(Saved data entries)
+ + + + +
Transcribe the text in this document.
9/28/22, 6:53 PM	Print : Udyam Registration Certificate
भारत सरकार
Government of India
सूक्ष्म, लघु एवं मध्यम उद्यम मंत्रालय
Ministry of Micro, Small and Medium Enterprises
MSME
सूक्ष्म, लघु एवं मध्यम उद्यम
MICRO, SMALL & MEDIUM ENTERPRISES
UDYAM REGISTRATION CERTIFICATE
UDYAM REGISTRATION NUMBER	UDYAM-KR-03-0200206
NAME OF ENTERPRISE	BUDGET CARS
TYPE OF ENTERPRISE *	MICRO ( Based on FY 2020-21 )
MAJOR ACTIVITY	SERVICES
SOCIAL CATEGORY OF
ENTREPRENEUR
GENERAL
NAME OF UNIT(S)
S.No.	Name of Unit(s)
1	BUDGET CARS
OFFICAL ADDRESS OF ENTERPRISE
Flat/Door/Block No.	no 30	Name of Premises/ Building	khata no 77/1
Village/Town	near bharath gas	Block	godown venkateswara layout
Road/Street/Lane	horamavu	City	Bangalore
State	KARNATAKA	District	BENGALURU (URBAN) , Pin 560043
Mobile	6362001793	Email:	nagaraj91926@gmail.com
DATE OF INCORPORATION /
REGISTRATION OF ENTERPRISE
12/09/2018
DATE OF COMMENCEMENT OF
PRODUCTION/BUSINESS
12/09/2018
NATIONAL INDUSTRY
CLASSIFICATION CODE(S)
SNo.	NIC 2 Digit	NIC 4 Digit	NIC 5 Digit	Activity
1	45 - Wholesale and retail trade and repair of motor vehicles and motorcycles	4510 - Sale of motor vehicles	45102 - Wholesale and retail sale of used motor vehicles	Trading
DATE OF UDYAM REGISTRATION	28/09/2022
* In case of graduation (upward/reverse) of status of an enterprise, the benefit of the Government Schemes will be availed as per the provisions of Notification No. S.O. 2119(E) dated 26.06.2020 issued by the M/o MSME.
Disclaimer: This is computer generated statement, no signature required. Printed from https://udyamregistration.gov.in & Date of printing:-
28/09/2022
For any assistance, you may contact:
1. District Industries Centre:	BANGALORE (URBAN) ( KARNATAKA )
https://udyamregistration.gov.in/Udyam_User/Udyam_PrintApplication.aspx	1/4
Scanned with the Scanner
+ + + + +
Work to be completed - Each line of the material that holds the string "Government" counts once; give the total alone.

Answer for the task - 2